__Exercise task__.
Set the listing down again exactly, please, apart from its pictures.

__Data excerpts__.
################

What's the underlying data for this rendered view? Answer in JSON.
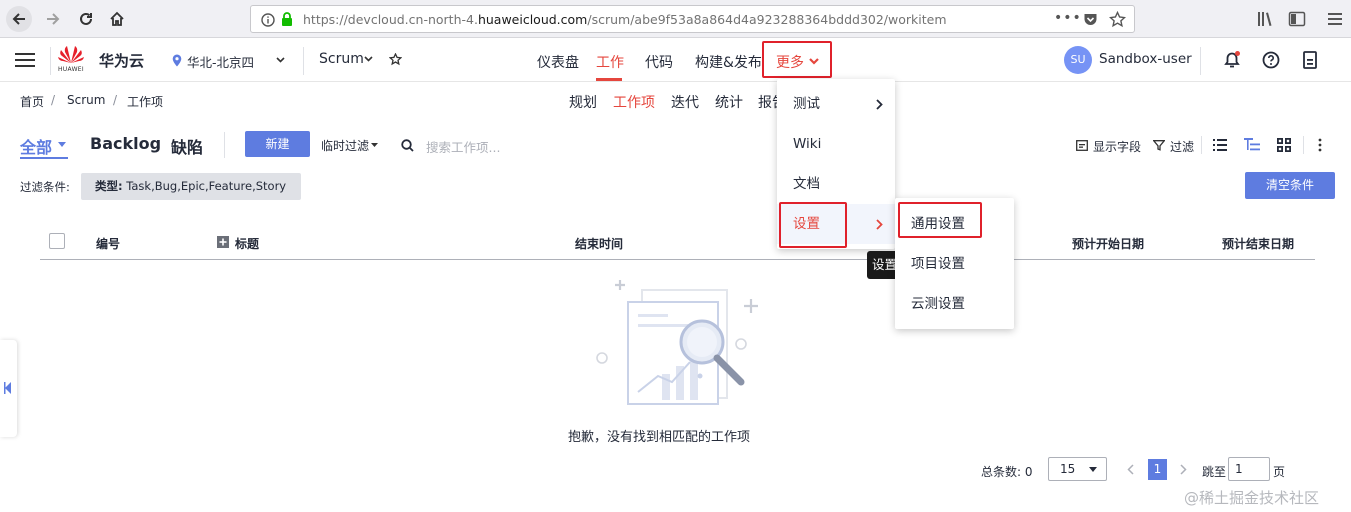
{
  "browser": {
    "url_prefix": "https://devcloud.cn-north-4.",
    "url_host": "huaweicloud.com",
    "url_path": "/scrum/abe9f53a8a864d4a923288364bddd302/workitem"
  },
  "header": {
    "brand_logo_text": "HUAWEI",
    "brand_name": "华为云",
    "region": "华北-北京四",
    "project_type": "Scrum",
    "nav": [
      "仪表盘",
      "工作",
      "代码",
      "构建&发布",
      "更多"
    ],
    "user_initials": "SU",
    "user_name": "Sandbox-user"
  },
  "breadcrumb": [
    "首页",
    "Scrum",
    "工作项"
  ],
  "subnav": [
    "规划",
    "工作项",
    "迭代",
    "统计",
    "报告"
  ],
  "toolbar": {
    "tabs": [
      "全部",
      "Backlog",
      "缺陷"
    ],
    "new_button": "新建",
    "temp_filter": "临时过滤",
    "search_placeholder": "搜索工作项...",
    "show_fields": "显示字段",
    "filter": "过滤"
  },
  "filter_row": {
    "label": "过滤条件:",
    "tag_key": "类型:",
    "tag_value": " Task,Bug,Epic,Feature,Story",
    "clear_button": "清空条件"
  },
  "table": {
    "headers": [
      "编号",
      "标题",
      "结束时间",
      "预计开始日期",
      "预计结束日期"
    ],
    "empty_text": "抱歉，没有找到相匹配的工作项"
  },
  "pagination": {
    "total_label": "总条数: 0",
    "page_size": "15",
    "current_page": "1",
    "jump_label": "跳至",
    "jump_value": "1",
    "page_unit": "页"
  },
  "more_menu": {
    "items": [
      "测试",
      "Wiki",
      "文档",
      "设置"
    ]
  },
  "settings_submenu": {
    "items": [
      "通用设置",
      "项目设置",
      "云测设置"
    ]
  },
  "tooltip": "设置",
  "watermark": "@稀土掘金技术社区",
  "colors": {
    "accent": "#5e7ce0",
    "active_red": "#e5463d",
    "highlight_box": "#e0212b"
  }
}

################

__Written answer__.
What's the underlying data for this rendered view? Answer in JSON.
{
  "browser": {
    "url_prefix": "https://devcloud.cn-north-4.",
    "url_host": "huaweicloud.com",
    "url_path": "/scrum/abe9f53a8a864d4a923288364bddd302/workitem"
  },
  "header": {
    "brand_logo_text": "HUAWEI",
    "brand_name": "华为云",
    "region": "华北-北京四",
    "project_type": "Scrum",
    "nav": [
      "仪表盘",
      "工作",
      "代码",
      "构建&发布",
      "更多"
    ],
    "user_initials": "SU",
    "user_name": "Sandbox-user"
  },
  "breadcrumb": [
    "首页",
    "Scrum",
    "工作项"
  ],
  "subnav": [
    "规划",
    "工作项",
    "迭代",
    "统计",
    "报告"
  ],
  "toolbar": {
    "tabs": [
      "全部",
      "Backlog",
      "缺陷"
    ],
    "new_button": "新建",
    "temp_filter": "临时过滤",
    "search_placeholder": "搜索工作项...",
    "show_fields": "显示字段",
    "filter": "过滤"
  },
  "filter_row": {
    "label": "过滤条件:",
    "tag_key": "类型:",
    "tag_value": " Task,Bug,Epic,Feature,Story",
    "clear_button": "清空条件"
  },
  "table": {
    "headers": [
      "编号",
      "标题",
      "结束时间",
      "预计开始日期",
      "预计结束日期"
    ],
    "empty_text": "抱歉，没有找到相匹配的工作项"
  },
  "pagination": {
    "total_label": "总条数: 0",
    "page_size": "15",
    "current_page": "1",
    "jump_label": "跳至",
    "jump_value": "1",
    "page_unit": "页"
  },
  "more_menu": {
    "items": [
      "测试",
      "Wiki",
      "文档",
      "设置"
    ]
  },
  "settings_submenu": {
    "items": [
      "通用设置",
      "项目设置",
      "云测设置"
    ]
  },
  "tooltip": "设置",
  "watermark": "@稀土掘金技术社区",
  "colors": {
    "accent": "#5e7ce0",
    "active_red": "#e5463d",
    "highlight_box": "#e0212b"
  }
}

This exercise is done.